• [TEXTO DEL EJERCICIO]
El diputado y abogado Juan Grabois presentó formalmente el pedido ante la Justicia federal. La presentación se basa en pericias informáticas, registros financieros y documentación que, según la querella, reconstruyen un plan delictivo en tres fases: planificación, concreción y encubrimiento.
La querella encabezada por el diputado nacional y abogado Juan Grabois presentó formalmente ante la Justicia federal un pedido de citación a declaración indagatoria contra el presidente Javier Milei, la secretaria general de la Presidencia Karina Milei y otros siete imputados en la causa que investiga la presunta maniobra fraudulenta vinculada al criptoactivo $LIBRA. El escrito judicial solicita que se cite a prestar declaración a Javier Milei, Karina Milei, Mauricio Novelli, Manuel Terrones Godoy, Sergio Morales, Pía Novelli, María Alicia Rafaele, Orlando Rodolfo Mellino y Favio Camilo Rodríguez Blanco, en el marco de una investigación que examina posibles delitos de cohecho y negociaciones incompatibles con la función pública.
El pedido se fundamenta en nuevos elementos probatorios surgidos de pericias oficiales y del análisis del material incorporado al expediente a lo largo de más de un año de instrucción. Según la presentación, ese material permite reconstruir lo que la querella describe como un plan delictivo en tres fases: su planificación y negociación, su concreción, y el intento sistemático de encubrimiento. "En algo más de un año de trámite del expediente, todo este tipo de prueba ya está incorporada a la causa. Los implicados, incluyendo a los propios funcionarios públicos, dejaron todas sus huellas extraordinariamente visibles", sostiene el escrito.
La querella recuerda además el estándar jurídico que rige para avanzar con las indagatorias, un punto central para entender el alcance procesal del pedido: la citación a indagatoria no exige prueba plena ni certeza definitiva. Constituye el acto procesal destinado a garantizar el derecho de defensa frente a los indicios que vinculan a una persona con el hecho investigado. En otros términos, la indagatoria no es una condena ni una imputación definitiva. Es el mecanismo por el cual la Justicia le da a los investigados la posibilidad de explicar su conducta. Que el presidente de la Nación y su hermana deban someterse a ese mecanismo es, en sí mismo, un dato político de enorme gravedad institucional.

• [PROBLEMAS Y CONSIGNAS]
1. Enumere las fases del plan delictivo que, según la querella, permite reconstruir el material del expediente, tal como las detalla el párrafo del texto sobre la causa $LIBRA que comienza con «El pedido se fundamenta».
2. Prosiga el texto sobre la causa $LIBRA a continuación de su última oración.

• [DATOS]

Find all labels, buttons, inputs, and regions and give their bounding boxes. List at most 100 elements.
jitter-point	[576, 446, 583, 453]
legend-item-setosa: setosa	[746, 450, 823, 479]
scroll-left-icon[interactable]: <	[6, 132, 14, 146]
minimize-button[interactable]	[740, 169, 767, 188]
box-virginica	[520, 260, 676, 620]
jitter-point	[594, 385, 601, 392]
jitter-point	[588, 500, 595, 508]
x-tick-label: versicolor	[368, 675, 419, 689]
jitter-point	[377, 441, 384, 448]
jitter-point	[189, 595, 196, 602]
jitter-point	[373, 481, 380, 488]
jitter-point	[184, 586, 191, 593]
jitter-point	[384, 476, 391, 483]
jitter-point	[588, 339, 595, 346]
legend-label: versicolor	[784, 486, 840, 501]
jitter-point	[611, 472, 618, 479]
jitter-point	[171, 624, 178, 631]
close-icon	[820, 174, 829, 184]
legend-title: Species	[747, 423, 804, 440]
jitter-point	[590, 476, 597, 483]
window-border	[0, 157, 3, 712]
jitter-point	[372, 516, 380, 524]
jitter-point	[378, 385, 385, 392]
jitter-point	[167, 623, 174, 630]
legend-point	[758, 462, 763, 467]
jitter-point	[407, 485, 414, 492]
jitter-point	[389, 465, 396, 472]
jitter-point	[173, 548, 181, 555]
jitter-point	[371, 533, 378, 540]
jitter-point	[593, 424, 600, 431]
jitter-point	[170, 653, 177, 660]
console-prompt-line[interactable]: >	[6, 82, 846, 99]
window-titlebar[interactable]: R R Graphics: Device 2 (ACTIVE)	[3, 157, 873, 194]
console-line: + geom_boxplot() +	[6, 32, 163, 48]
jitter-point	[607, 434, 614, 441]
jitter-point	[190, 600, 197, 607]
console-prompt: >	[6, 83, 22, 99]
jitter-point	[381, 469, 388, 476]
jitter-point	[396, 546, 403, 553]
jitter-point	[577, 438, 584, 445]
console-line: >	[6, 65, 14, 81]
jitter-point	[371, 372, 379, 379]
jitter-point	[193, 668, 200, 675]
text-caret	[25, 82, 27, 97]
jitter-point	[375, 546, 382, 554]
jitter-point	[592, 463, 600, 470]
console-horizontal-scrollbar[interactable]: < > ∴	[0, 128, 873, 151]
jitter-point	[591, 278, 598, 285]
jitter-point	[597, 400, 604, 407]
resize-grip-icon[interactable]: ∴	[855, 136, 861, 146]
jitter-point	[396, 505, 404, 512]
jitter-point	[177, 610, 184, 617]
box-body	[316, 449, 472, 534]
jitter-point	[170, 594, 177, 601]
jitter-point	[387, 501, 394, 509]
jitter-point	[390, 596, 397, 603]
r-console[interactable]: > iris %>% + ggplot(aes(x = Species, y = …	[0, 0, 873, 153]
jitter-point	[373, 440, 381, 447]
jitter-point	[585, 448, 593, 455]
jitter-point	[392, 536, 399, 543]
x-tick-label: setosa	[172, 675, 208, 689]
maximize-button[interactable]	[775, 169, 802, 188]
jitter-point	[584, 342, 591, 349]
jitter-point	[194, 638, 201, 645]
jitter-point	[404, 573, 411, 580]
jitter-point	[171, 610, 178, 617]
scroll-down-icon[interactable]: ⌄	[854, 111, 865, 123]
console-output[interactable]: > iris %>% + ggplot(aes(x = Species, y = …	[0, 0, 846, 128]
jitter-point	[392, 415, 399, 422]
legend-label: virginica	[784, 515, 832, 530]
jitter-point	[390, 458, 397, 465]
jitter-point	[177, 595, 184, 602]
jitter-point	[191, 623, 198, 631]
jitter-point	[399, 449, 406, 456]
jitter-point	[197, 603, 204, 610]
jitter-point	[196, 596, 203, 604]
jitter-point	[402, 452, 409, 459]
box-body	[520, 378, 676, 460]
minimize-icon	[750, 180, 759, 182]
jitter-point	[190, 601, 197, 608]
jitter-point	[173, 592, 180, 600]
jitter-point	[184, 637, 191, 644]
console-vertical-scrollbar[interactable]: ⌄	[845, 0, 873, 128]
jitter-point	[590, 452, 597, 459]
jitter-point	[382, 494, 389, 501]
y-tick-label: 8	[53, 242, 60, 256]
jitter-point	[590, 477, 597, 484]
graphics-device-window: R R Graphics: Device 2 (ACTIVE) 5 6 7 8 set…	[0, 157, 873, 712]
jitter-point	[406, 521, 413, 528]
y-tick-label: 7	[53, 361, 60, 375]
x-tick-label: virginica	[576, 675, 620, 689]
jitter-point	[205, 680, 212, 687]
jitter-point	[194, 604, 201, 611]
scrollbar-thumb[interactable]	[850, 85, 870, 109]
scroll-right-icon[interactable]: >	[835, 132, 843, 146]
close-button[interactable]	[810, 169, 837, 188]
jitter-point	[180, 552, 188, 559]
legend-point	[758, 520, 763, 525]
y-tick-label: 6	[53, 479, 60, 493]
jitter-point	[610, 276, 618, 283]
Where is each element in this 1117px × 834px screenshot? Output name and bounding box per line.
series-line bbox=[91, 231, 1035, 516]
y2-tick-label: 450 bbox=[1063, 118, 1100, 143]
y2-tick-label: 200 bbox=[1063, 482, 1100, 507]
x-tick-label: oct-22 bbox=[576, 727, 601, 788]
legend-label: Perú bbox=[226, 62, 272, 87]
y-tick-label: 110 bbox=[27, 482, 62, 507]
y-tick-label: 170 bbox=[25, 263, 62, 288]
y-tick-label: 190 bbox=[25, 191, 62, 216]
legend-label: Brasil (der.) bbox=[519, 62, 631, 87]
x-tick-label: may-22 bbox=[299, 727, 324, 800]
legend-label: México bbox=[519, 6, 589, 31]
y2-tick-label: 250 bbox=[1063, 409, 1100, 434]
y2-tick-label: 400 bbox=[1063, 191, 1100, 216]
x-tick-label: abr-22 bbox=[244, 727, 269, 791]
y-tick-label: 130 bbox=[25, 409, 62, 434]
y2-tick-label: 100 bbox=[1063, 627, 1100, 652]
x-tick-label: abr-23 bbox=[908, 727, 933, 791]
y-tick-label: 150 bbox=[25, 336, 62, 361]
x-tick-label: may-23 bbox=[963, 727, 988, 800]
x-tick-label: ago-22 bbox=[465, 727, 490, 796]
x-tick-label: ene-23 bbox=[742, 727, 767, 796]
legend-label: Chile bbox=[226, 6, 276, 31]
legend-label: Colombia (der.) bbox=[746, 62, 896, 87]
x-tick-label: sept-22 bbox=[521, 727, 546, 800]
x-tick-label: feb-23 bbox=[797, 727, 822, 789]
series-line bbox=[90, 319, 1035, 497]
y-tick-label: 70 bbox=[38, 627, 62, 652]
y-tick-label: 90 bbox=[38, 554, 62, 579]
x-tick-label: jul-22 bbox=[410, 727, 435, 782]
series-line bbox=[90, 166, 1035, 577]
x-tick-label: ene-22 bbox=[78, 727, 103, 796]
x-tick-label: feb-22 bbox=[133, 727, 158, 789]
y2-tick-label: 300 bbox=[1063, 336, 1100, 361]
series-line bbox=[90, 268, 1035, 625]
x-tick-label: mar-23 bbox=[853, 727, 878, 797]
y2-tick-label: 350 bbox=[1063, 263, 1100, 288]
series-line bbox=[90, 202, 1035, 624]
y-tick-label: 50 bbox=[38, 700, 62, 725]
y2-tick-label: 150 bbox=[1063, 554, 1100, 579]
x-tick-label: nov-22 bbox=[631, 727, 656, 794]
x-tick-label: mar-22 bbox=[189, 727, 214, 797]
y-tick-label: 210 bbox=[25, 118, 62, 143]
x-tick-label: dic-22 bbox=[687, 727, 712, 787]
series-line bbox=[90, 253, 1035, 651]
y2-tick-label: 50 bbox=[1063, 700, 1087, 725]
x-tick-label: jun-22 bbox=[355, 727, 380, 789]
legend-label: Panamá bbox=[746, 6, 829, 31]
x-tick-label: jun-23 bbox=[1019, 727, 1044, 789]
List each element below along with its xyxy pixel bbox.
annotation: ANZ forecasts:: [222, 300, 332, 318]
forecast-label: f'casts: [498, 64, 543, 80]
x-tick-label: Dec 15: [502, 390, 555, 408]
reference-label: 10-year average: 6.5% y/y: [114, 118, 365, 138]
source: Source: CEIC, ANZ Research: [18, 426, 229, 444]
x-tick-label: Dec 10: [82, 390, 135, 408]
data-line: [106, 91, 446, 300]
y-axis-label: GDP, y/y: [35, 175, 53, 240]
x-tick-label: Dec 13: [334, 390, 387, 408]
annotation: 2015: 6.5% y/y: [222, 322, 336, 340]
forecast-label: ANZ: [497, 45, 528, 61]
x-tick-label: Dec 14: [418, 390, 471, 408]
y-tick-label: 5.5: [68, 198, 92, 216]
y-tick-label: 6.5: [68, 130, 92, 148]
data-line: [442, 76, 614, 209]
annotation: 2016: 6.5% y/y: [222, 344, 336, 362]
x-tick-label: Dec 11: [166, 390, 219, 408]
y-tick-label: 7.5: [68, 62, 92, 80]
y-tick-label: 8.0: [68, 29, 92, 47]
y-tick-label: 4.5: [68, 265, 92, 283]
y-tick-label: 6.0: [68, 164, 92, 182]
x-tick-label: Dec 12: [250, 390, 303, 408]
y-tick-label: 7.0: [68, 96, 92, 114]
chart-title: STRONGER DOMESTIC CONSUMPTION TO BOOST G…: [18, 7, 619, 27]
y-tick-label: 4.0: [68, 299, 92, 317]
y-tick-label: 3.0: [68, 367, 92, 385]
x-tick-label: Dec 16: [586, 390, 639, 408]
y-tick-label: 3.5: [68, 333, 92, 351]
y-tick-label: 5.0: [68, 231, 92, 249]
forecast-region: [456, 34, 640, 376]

• [RESPUESTAS POR CONSIGNA]
1.
- Su planificación y negociación
- Su concreción
- El intento sistemático de encubrimiento

2.
El caso $LIBRA estalló en febrero de 2025 cuando el propio Milei promovió desde su cuenta oficial de X el lanzamiento del criptoactivo, cuyo valor se disparó y luego se desplomó en cuestión de horas dejando pérdidas millonarias a miles de inversores en todo el mundo. La causa investiga si esa promoción presidencial formó parte de una operatoria coordinada para beneficiar a un grupo de operadores con información privilegiada mientras el resto de los inversores perdía su dinero. Las pericias informáticas y los registros financieros incorporados al expediente son los que, según la querella, permiten sostener hoy ese vínculo con suficiente solidez como para avanzar hacia la indagatoria.
Grabois fue directo en su comunicación pública: "Sobran los elementos para que tengan que dar explicaciones. Esperamos que el Poder Judicial actúe con celeridad como corresponde". La última frase no es retórica. En un Poder Judicial cuya reconfiguración el gobierno viene impulsando desde la llegada de Juan Bautista Mahiques al Ministerio de Justicia, la pregunta sobre si los jueces actuarán con la misma celeridad que aplican en otras causas tiene una respuesta que todavía está por escribirse.